▶ **Dataset**:
·····

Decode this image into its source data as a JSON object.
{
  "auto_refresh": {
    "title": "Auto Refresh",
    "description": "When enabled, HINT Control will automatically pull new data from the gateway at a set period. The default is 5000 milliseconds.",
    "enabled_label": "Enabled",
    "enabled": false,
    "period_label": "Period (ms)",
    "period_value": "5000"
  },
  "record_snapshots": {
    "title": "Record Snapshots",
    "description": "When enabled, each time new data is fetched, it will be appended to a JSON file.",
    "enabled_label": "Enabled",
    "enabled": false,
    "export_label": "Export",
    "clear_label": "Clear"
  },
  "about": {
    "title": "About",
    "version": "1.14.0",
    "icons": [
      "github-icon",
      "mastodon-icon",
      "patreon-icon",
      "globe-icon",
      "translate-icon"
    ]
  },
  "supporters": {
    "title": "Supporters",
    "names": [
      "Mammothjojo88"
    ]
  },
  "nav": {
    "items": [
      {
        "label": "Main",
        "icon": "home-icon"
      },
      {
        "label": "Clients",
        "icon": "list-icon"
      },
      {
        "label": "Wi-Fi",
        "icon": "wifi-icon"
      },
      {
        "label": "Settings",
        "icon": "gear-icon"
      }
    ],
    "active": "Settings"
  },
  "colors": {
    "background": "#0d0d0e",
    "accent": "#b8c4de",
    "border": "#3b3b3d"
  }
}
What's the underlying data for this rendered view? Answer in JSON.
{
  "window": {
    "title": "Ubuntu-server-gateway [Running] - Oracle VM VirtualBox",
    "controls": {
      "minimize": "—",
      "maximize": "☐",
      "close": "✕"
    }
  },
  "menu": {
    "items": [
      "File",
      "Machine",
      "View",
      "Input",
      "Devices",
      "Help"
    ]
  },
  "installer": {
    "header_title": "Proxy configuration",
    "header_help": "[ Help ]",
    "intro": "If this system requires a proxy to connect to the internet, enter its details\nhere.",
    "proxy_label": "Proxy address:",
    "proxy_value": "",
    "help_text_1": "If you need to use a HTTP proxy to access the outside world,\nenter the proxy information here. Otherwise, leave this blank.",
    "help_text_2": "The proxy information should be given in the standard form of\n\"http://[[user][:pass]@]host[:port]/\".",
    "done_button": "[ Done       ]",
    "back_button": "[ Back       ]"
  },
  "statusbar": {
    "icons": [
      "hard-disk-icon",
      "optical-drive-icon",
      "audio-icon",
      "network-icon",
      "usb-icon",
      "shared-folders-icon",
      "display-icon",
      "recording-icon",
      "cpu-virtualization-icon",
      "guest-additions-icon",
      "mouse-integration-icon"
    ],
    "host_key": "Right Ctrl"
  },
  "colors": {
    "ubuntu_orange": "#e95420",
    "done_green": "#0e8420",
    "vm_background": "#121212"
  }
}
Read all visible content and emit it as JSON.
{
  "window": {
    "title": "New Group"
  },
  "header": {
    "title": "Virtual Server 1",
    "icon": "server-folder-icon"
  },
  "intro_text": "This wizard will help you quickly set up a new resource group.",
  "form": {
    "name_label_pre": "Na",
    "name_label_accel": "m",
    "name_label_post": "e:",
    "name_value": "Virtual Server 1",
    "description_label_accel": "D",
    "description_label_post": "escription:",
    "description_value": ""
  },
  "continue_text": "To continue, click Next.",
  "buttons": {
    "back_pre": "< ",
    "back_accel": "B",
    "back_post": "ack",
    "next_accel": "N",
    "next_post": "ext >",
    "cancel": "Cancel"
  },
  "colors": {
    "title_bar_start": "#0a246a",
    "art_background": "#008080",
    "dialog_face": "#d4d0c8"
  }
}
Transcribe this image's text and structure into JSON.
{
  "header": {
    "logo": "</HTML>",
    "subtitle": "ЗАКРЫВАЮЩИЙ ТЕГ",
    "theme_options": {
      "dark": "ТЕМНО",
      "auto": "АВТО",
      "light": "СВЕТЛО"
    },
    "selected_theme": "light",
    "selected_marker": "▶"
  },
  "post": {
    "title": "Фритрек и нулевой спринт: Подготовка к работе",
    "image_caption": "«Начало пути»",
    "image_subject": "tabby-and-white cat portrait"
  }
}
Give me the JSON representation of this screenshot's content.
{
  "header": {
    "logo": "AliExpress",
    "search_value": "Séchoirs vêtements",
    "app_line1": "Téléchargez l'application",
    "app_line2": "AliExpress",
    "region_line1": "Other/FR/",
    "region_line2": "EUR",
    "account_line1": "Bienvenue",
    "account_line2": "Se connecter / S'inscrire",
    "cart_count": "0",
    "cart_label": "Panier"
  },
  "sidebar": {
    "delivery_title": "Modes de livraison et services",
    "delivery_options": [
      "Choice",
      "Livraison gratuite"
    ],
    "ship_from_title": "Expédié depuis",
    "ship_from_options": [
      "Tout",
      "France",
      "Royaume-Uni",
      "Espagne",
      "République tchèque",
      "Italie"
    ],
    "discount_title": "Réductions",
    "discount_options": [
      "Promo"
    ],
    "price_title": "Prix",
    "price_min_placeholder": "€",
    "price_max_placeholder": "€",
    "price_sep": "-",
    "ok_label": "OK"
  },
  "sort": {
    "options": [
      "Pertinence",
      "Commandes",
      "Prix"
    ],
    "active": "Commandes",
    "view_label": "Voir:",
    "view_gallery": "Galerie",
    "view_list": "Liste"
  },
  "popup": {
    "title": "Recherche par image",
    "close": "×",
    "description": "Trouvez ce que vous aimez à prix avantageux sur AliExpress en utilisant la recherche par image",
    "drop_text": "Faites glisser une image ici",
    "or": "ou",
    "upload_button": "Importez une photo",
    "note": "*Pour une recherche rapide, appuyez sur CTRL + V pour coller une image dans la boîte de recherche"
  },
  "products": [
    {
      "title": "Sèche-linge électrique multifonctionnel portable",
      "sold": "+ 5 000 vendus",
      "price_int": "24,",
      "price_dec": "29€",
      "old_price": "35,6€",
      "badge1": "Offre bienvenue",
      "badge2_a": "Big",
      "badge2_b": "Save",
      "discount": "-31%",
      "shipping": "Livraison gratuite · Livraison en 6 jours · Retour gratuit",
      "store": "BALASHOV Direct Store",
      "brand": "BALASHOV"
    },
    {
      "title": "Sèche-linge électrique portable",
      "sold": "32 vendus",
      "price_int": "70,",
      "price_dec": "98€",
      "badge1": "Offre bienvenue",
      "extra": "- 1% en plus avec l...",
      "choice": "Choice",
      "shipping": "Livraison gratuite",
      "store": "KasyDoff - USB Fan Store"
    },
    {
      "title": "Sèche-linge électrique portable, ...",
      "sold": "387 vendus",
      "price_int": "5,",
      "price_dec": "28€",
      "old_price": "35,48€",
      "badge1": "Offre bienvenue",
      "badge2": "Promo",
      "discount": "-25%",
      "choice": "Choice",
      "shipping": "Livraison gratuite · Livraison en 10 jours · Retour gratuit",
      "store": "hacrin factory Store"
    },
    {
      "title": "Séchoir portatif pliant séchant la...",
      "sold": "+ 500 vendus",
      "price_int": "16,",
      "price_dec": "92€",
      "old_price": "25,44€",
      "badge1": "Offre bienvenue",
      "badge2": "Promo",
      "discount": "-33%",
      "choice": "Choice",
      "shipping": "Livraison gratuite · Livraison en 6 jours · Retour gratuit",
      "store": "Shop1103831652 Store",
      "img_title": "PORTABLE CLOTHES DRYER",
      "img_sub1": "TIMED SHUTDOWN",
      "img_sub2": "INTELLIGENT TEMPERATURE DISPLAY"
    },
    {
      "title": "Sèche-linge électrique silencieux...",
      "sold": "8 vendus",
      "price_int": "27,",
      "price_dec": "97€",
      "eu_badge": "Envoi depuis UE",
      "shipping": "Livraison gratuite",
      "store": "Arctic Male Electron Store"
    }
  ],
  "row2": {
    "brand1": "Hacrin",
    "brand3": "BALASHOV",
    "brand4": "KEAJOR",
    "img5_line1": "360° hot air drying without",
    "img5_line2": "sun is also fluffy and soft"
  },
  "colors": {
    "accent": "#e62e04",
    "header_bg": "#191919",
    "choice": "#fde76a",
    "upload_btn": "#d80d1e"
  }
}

·····

▶ **Task to carry out**:
Extract all lines from the material above that include the word "linge".

▶ **Task answer**:
      "title": "Sèche-linge électrique multifonctionnel portable",
      "title": "Sèche-linge électrique portable",
      "title": "Sèche-linge électrique portable, ...",
      "title": "Sèche-linge électrique silencieux...",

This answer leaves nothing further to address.